Problem description: Restate the entire listing word for word.

(Records)
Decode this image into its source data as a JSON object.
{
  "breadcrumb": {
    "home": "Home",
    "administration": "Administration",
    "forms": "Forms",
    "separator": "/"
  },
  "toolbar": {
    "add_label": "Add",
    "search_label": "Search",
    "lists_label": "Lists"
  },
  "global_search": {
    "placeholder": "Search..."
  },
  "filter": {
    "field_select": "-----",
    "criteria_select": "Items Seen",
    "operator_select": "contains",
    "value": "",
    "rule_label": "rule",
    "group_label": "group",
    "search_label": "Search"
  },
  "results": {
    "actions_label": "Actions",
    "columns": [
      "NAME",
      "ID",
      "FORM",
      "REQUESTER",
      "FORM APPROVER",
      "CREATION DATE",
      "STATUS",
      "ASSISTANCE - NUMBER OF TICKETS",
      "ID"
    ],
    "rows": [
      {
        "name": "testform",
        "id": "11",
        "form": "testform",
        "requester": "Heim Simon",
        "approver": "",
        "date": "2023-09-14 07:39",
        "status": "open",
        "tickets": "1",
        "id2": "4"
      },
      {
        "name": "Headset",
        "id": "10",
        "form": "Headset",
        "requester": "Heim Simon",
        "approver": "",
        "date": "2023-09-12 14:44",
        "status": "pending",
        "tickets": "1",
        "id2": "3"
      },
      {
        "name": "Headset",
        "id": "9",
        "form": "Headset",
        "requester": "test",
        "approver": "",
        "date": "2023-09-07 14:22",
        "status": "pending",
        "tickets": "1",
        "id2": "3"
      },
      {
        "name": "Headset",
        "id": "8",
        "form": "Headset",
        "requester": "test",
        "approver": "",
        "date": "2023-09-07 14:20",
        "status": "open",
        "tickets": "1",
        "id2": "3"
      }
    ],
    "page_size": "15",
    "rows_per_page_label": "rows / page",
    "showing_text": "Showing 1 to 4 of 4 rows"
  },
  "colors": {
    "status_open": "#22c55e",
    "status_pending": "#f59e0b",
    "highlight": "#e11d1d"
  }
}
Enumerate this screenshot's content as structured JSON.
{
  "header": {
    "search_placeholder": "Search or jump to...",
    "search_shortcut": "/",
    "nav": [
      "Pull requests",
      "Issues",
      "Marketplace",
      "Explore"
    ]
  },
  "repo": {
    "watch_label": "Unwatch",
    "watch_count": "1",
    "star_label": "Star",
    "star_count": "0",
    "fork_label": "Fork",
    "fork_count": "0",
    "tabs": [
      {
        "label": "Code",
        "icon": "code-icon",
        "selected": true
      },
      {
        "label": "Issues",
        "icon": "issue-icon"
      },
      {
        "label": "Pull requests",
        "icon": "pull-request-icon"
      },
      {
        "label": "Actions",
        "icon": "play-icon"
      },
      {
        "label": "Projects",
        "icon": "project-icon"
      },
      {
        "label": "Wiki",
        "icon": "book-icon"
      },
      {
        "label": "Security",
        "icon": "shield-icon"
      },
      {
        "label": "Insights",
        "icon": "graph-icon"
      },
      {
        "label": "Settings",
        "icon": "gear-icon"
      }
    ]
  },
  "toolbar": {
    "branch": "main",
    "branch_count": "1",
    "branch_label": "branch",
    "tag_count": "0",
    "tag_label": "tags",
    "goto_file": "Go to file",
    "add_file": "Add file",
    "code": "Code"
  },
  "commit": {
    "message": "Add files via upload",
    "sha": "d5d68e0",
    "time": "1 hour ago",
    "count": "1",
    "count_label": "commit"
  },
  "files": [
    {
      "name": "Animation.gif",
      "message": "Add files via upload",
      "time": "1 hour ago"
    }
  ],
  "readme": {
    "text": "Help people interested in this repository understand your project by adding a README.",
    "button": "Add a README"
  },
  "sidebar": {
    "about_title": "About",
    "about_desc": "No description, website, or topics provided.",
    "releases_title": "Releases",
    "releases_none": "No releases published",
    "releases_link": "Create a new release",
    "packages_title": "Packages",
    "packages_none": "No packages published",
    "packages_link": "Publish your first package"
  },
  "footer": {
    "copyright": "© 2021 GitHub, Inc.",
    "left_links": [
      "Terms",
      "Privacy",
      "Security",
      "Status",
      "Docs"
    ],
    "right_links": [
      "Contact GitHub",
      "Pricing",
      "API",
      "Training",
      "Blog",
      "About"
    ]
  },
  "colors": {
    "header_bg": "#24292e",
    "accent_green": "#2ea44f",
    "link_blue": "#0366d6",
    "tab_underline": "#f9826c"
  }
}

Result for this task:
Decode this image into its source data as a JSON object.
{
  "breadcrumb": {
    "home": "Home",
    "administration": "Administration",
    "forms": "Forms",
    "separator": "/"
  },
  "toolbar": {
    "add_label": "Add",
    "search_label": "Search",
    "lists_label": "Lists"
  },
  "global_search": {
    "placeholder": "Search..."
  },
  "filter": {
    "field_select": "-----",
    "criteria_select": "Items Seen",
    "operator_select": "contains",
    "value": "",
    "rule_label": "rule",
    "group_label": "group",
    "search_label": "Search"
  },
  "results": {
    "actions_label": "Actions",
    "columns": [
      "NAME",
      "ID",
      "FORM",
      "REQUESTER",
      "FORM APPROVER",
      "CREATION DATE",
      "STATUS",
      "ASSISTANCE - NUMBER OF TICKETS",
      "ID"
    ],
    "rows": [
      {
        "name": "testform",
        "id": "11",
        "form": "testform",
        "requester": "Heim Simon",
        "approver": "",
        "date": "2023-09-14 07:39",
        "status": "open",
        "tickets": "1",
        "id2": "4"
      },
      {
        "name": "Headset",
        "id": "10",
        "form": "Headset",
        "requester": "Heim Simon",
        "approver": "",
        "date": "2023-09-12 14:44",
        "status": "pending",
        "tickets": "1",
        "id2": "3"
      },
      {
        "name": "Headset",
        "id": "9",
        "form": "Headset",
        "requester": "test",
        "approver": "",
        "date": "2023-09-07 14:22",
        "status": "pending",
        "tickets": "1",
        "id2": "3"
      },
      {
        "name": "Headset",
        "id": "8",
        "form": "Headset",
        "requester": "test",
        "approver": "",
        "date": "2023-09-07 14:20",
        "status": "open",
        "tickets": "1",
        "id2": "3"
      }
    ],
    "page_size": "15",
    "rows_per_page_label": "rows / page",
    "showing_text": "Showing 1 to 4 of 4 rows"
  },
  "colors": {
    "status_open": "#22c55e",
    "status_pending": "#f59e0b",
    "highlight": "#e11d1d"
  }
}
Enumerate this screenshot's content as structured JSON.
{
  "header": {
    "search_placeholder": "Search or jump to...",
    "search_shortcut": "/",
    "nav": [
      "Pull requests",
      "Issues",
      "Marketplace",
      "Explore"
    ]
  },
  "repo": {
    "watch_label": "Unwatch",
    "watch_count": "1",
    "star_label": "Star",
    "star_count": "0",
    "fork_label": "Fork",
    "fork_count": "0",
    "tabs": [
      {
        "label": "Code",
        "icon": "code-icon",
        "selected": true
      },
      {
        "label": "Issues",
        "icon": "issue-icon"
      },
      {
        "label": "Pull requests",
        "icon": "pull-request-icon"
      },
      {
        "label": "Actions",
        "icon": "play-icon"
      },
      {
        "label": "Projects",
        "icon": "project-icon"
      },
      {
        "label": "Wiki",
        "icon": "book-icon"
      },
      {
        "label": "Security",
        "icon": "shield-icon"
      },
      {
        "label": "Insights",
        "icon": "graph-icon"
      },
      {
        "label": "Settings",
        "icon": "gear-icon"
      }
    ]
  },
  "toolbar": {
    "branch": "main",
    "branch_count": "1",
    "branch_label": "branch",
    "tag_count": "0",
    "tag_label": "tags",
    "goto_file": "Go to file",
    "add_file": "Add file",
    "code": "Code"
  },
  "commit": {
    "message": "Add files via upload",
    "sha": "d5d68e0",
    "time": "1 hour ago",
    "count": "1",
    "count_label": "commit"
  },
  "files": [
    {
      "name": "Animation.gif",
      "message": "Add files via upload",
      "time": "1 hour ago"
    }
  ],
  "readme": {
    "text": "Help people interested in this repository understand your project by adding a README.",
    "button": "Add a README"
  },
  "sidebar": {
    "about_title": "About",
    "about_desc": "No description, website, or topics provided.",
    "releases_title": "Releases",
    "releases_none": "No releases published",
    "releases_link": "Create a new release",
    "packages_title": "Packages",
    "packages_none": "No packages published",
    "packages_link": "Publish your first package"
  },
  "footer": {
    "copyright": "© 2021 GitHub, Inc.",
    "left_links": [
      "Terms",
      "Privacy",
      "Security",
      "Status",
      "Docs"
    ],
    "right_links": [
      "Contact GitHub",
      "Pricing",
      "API",
      "Training",
      "Blog",
      "About"
    ]
  },
  "colors": {
    "header_bg": "#24292e",
    "accent_green": "#2ea44f",
    "link_blue": "#0366d6",
    "tab_underline": "#f9826c"
  }
}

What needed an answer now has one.